Start of Available records
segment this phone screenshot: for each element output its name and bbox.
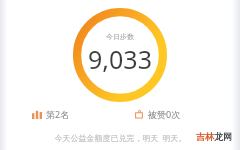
staticText: 龙网: [214, 131, 232, 142]
staticText: 第2名: [46, 108, 70, 120]
button[interactable]: 第2名: [32, 108, 120, 120]
staticText: 9,033: [88, 42, 152, 76]
staticText: 被赞0次: [148, 108, 181, 120]
button[interactable]: 今日步数 9,033: [73, 8, 167, 102]
staticText: 吉林: [196, 131, 214, 142]
staticText: 今日步数: [106, 32, 134, 41]
staticText: 今天公益金额度已兑完，明天 明天。: [54, 132, 187, 143]
button[interactable]: 被赞0次: [134, 108, 220, 120]
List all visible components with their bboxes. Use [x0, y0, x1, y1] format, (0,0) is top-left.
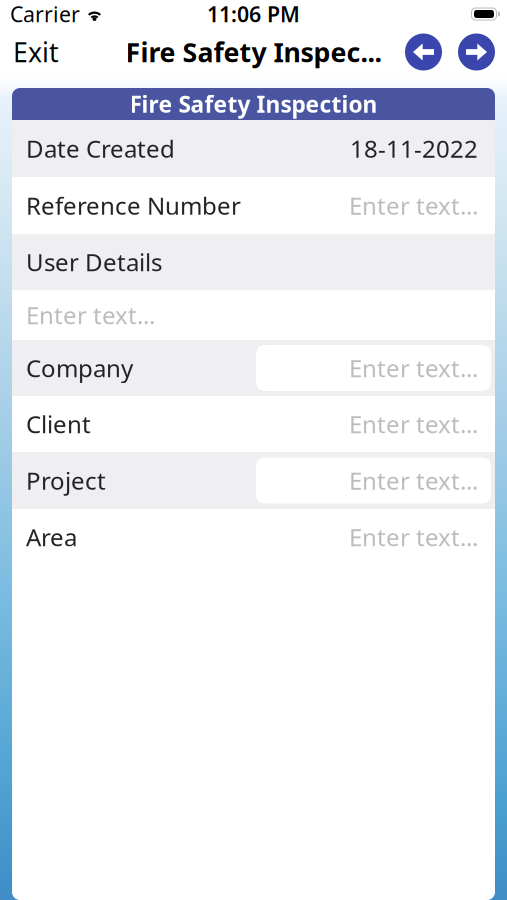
End of Available records
#### [Aim]
Present every line of the entries above as a Markdown table with the columns "No." and "Text", numbering the rows in order, omitting blank lines, and excluding the pictures.

#### [Exercise solution]
| No. | Text |
|---|---|
| 1 | segment this phone screenshot: for each element output its name and bbox. |
| 2 | staticText: 龙网: [214, 131, 232, 142] |
| 3 | staticText: 第2名: [46, 108, 70, 120] |
| 4 | button[interactable]: 第2名: [32, 108, 120, 120] |
| 5 | staticText: 9,033: [88, 42, 152, 76] |
| 6 | staticText: 被赞0次: [148, 108, 181, 120] |
| 7 | button[interactable]: 今日步数 9,033: [73, 8, 167, 102] |
| 8 | staticText: 吉林: [196, 131, 214, 142] |
| 9 | staticText: 今日步数: [106, 32, 134, 41] |
| 10 | staticText: 今天公益金额度已兑完，明天 明天。: [54, 132, 187, 143] |
| 11 | button[interactable]: 被赞0次: [134, 108, 220, 120] |
| 12 | List all visible components with their bboxes. Use [x0, y0, x1, y1] format, (0,0) is top-left. |